• _TASK PROMPT_: Leave out pictures; repeat exactly the lines from the "Parse this screenshot: output" line through the last of the data below.

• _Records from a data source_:

════════

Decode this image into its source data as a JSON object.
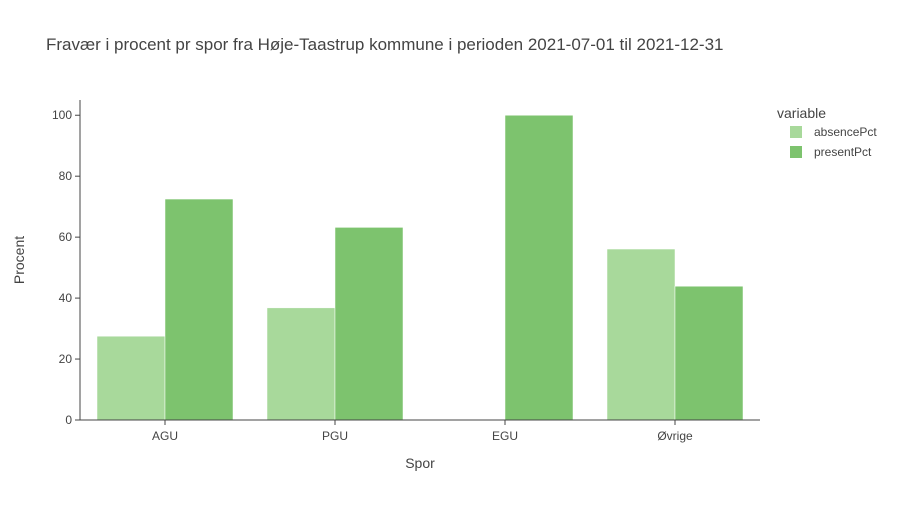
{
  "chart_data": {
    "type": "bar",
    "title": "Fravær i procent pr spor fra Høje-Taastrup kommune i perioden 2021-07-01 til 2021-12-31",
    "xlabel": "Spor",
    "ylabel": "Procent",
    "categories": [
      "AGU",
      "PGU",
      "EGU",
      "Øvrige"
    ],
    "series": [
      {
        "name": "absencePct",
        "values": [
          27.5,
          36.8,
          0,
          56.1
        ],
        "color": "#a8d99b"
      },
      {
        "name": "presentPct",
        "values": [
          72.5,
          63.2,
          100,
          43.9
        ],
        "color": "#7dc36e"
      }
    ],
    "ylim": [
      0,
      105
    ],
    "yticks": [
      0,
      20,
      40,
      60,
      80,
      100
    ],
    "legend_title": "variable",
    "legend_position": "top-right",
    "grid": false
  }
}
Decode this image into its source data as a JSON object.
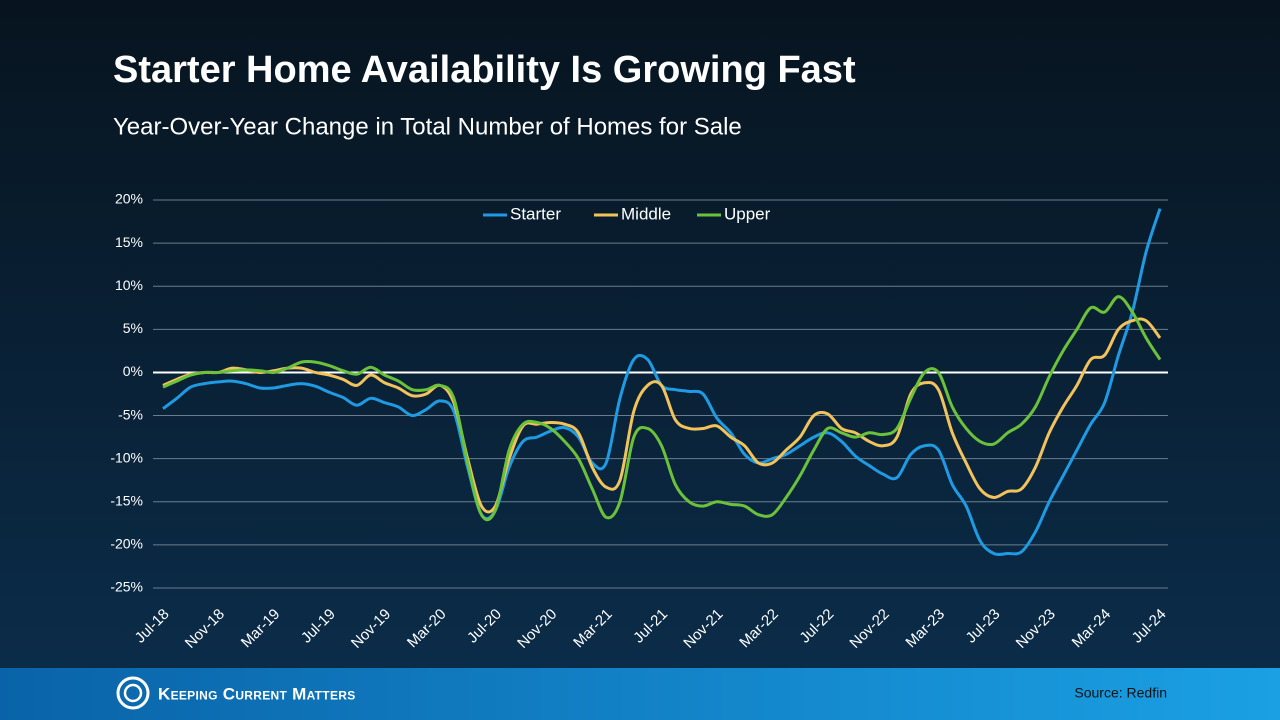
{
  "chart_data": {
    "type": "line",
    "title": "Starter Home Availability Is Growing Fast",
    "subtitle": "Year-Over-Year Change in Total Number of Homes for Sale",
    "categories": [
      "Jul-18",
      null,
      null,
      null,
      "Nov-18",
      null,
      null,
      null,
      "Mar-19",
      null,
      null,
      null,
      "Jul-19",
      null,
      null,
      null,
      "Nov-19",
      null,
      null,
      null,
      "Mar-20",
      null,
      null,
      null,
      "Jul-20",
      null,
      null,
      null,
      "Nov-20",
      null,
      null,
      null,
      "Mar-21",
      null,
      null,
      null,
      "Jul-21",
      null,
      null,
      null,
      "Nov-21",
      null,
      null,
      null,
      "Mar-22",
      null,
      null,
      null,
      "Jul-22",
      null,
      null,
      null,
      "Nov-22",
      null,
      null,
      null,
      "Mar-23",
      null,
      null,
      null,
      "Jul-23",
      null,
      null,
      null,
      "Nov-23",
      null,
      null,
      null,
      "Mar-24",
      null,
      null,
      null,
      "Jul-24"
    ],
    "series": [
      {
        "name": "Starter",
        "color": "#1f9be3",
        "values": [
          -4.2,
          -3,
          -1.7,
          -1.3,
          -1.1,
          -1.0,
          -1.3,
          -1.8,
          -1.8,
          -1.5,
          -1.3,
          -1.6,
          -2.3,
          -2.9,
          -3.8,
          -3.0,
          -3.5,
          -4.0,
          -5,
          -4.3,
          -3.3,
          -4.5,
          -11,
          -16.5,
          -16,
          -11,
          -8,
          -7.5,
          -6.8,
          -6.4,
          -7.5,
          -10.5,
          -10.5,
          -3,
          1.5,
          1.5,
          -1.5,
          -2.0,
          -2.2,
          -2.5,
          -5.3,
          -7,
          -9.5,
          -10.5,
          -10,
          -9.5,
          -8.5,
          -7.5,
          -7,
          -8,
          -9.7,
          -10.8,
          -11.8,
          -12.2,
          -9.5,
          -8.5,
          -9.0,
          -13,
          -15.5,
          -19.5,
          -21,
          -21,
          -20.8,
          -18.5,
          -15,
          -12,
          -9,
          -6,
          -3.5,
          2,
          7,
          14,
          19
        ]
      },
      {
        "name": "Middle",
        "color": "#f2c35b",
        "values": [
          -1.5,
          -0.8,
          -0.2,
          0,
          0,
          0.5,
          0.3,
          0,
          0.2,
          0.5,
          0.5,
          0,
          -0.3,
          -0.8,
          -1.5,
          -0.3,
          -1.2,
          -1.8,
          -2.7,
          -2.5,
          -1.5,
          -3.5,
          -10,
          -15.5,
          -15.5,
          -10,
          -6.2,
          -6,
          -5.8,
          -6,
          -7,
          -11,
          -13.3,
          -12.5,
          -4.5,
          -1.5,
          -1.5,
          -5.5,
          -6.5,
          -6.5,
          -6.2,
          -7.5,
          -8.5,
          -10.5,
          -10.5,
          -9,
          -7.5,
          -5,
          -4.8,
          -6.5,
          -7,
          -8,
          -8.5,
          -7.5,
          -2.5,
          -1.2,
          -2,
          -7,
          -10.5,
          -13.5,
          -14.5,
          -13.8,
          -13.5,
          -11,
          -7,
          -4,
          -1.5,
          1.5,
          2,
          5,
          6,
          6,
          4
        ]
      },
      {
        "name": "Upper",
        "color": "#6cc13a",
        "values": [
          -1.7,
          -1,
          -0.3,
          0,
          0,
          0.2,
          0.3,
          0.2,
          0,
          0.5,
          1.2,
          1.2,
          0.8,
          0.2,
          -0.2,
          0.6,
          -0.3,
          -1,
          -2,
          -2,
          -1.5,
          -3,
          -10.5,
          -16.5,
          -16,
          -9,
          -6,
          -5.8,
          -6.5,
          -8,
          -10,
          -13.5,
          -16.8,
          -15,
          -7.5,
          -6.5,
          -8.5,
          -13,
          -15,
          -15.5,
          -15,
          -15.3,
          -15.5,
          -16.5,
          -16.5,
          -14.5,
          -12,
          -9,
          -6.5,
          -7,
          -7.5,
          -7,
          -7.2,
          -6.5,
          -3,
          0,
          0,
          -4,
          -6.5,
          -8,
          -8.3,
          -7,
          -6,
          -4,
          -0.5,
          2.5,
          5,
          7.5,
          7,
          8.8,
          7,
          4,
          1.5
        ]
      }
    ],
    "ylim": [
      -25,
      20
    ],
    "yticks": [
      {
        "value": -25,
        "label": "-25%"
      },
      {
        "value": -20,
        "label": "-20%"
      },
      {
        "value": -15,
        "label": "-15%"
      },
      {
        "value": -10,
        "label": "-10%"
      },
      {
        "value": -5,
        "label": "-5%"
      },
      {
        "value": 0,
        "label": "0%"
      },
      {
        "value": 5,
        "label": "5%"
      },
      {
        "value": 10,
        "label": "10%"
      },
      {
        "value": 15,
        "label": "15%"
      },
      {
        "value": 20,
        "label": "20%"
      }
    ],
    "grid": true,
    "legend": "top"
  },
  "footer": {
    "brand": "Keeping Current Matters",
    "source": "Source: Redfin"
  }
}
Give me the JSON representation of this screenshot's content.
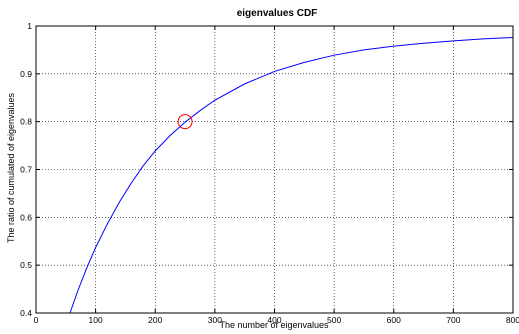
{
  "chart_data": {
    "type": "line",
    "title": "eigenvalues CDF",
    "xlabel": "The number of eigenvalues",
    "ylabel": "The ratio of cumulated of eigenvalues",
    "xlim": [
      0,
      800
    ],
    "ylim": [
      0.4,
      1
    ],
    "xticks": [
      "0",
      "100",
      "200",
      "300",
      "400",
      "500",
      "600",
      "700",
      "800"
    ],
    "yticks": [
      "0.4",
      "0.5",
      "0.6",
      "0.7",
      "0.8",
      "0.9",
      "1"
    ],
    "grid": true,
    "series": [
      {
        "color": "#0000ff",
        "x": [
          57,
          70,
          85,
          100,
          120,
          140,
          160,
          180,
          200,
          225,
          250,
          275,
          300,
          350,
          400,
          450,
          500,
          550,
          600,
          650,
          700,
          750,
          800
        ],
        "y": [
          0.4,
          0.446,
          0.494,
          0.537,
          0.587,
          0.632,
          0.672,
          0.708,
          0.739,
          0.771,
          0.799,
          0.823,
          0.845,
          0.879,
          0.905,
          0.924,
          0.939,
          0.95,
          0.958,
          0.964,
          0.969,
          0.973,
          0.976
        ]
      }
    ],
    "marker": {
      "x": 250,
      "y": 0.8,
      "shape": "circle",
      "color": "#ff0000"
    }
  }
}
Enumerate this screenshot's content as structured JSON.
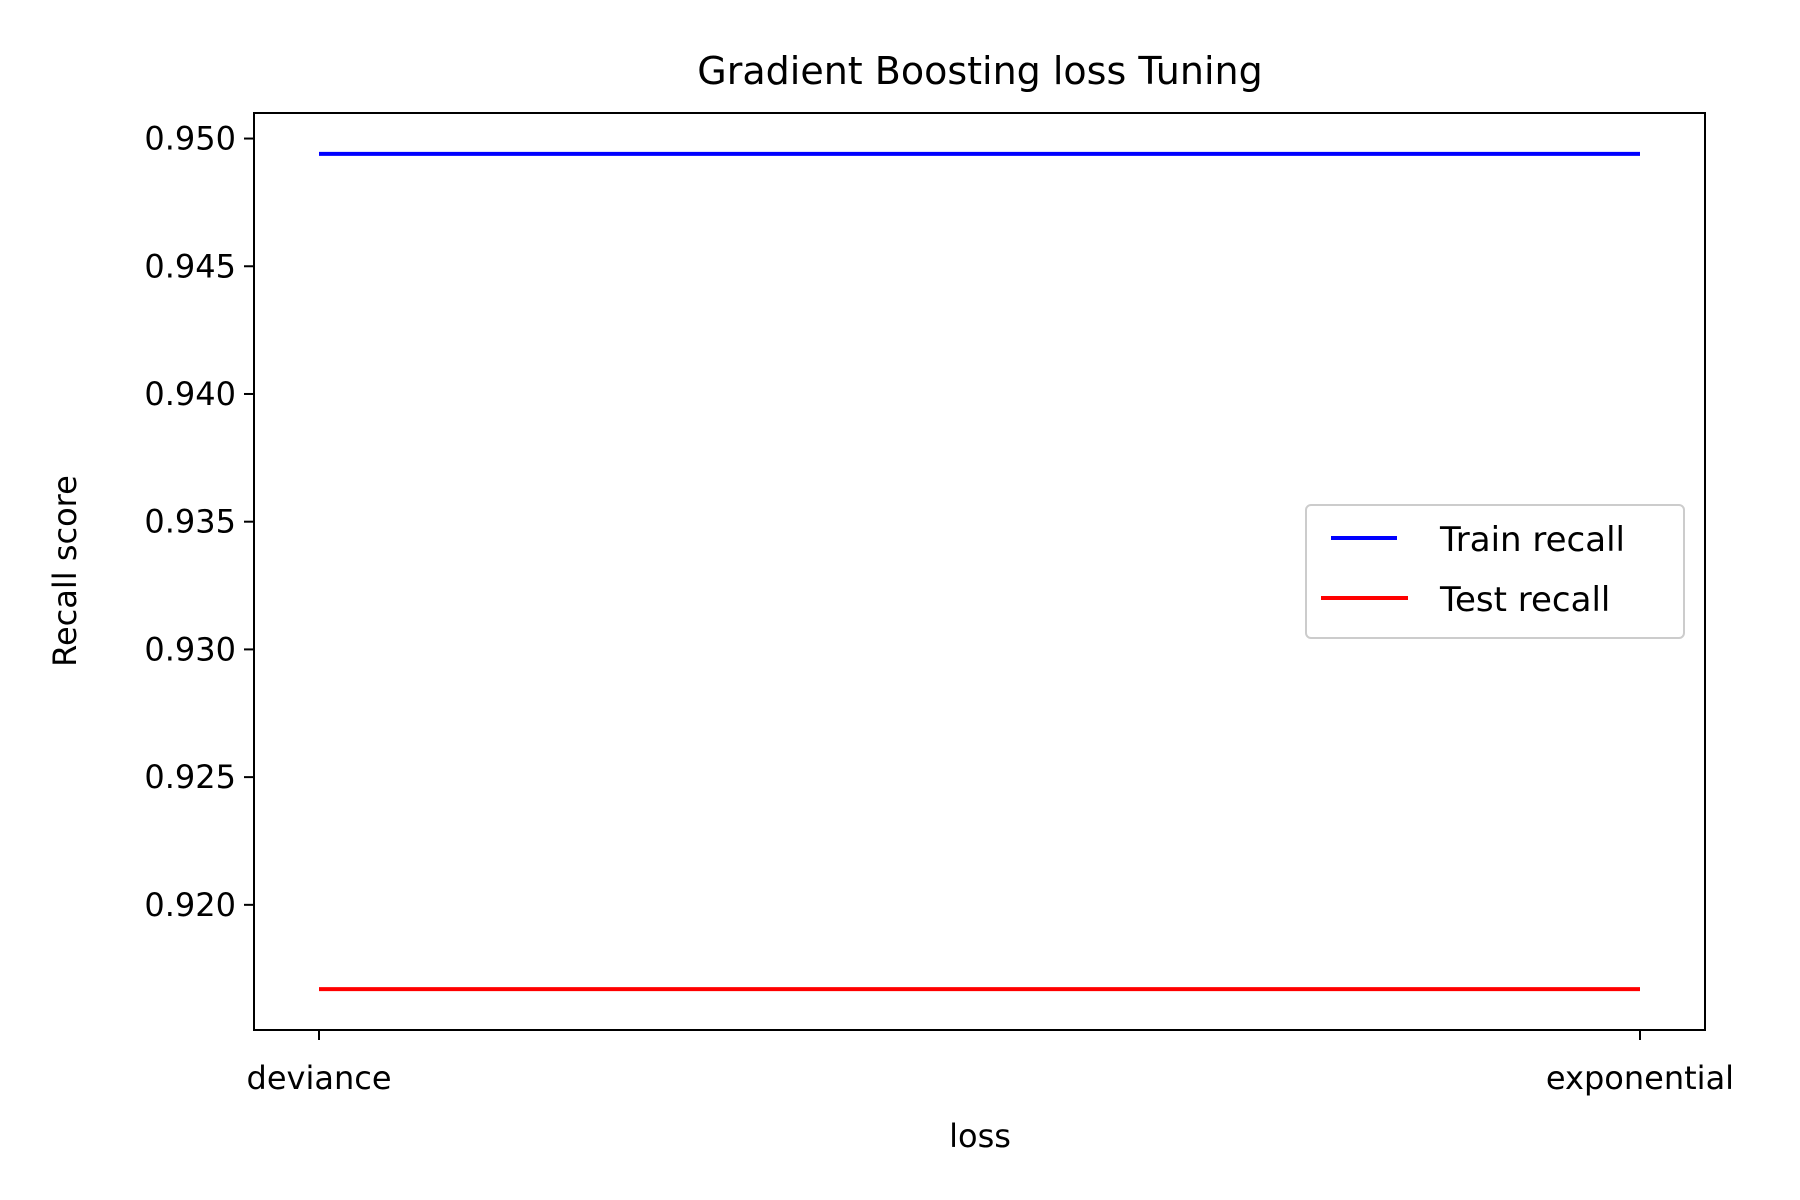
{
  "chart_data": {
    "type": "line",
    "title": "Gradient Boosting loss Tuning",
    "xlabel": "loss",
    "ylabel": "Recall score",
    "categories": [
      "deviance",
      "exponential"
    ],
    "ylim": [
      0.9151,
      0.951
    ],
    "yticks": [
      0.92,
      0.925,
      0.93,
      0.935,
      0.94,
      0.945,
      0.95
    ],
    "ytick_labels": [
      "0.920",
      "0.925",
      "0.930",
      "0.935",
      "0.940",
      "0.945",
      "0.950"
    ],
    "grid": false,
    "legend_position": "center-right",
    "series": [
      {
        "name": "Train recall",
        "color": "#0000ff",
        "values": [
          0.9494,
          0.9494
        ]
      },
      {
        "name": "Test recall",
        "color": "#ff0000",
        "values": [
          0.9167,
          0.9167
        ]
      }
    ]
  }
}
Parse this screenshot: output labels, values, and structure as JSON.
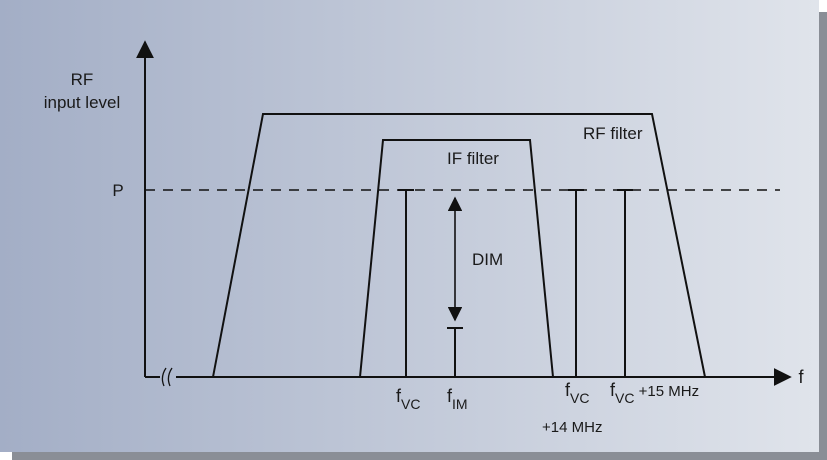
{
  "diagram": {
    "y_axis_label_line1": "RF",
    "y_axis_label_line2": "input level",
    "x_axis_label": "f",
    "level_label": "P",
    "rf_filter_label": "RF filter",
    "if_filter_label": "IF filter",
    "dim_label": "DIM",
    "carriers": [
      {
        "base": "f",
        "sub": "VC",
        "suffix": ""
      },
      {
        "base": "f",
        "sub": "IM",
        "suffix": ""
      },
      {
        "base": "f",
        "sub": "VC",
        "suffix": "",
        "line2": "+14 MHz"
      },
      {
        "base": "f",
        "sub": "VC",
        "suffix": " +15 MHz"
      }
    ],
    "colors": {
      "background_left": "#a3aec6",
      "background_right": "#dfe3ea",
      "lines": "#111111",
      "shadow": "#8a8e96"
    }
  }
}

════════

• _EXERCISE RESULT_:
Parse this screenshot: output labels, values, and structure as JSON.
{
  "diagram": {
    "y_axis_label_line1": "RF",
    "y_axis_label_line2": "input level",
    "x_axis_label": "f",
    "level_label": "P",
    "rf_filter_label": "RF filter",
    "if_filter_label": "IF filter",
    "dim_label": "DIM",
    "carriers": [
      {
        "base": "f",
        "sub": "VC",
        "suffix": ""
      },
      {
        "base": "f",
        "sub": "IM",
        "suffix": ""
      },
      {
        "base": "f",
        "sub": "VC",
        "suffix": "",
        "line2": "+14 MHz"
      },
      {
        "base": "f",
        "sub": "VC",
        "suffix": " +15 MHz"
      }
    ],
    "colors": {
      "background_left": "#a3aec6",
      "background_right": "#dfe3ea",
      "lines": "#111111",
      "shadow": "#8a8e96"
    }
  }
}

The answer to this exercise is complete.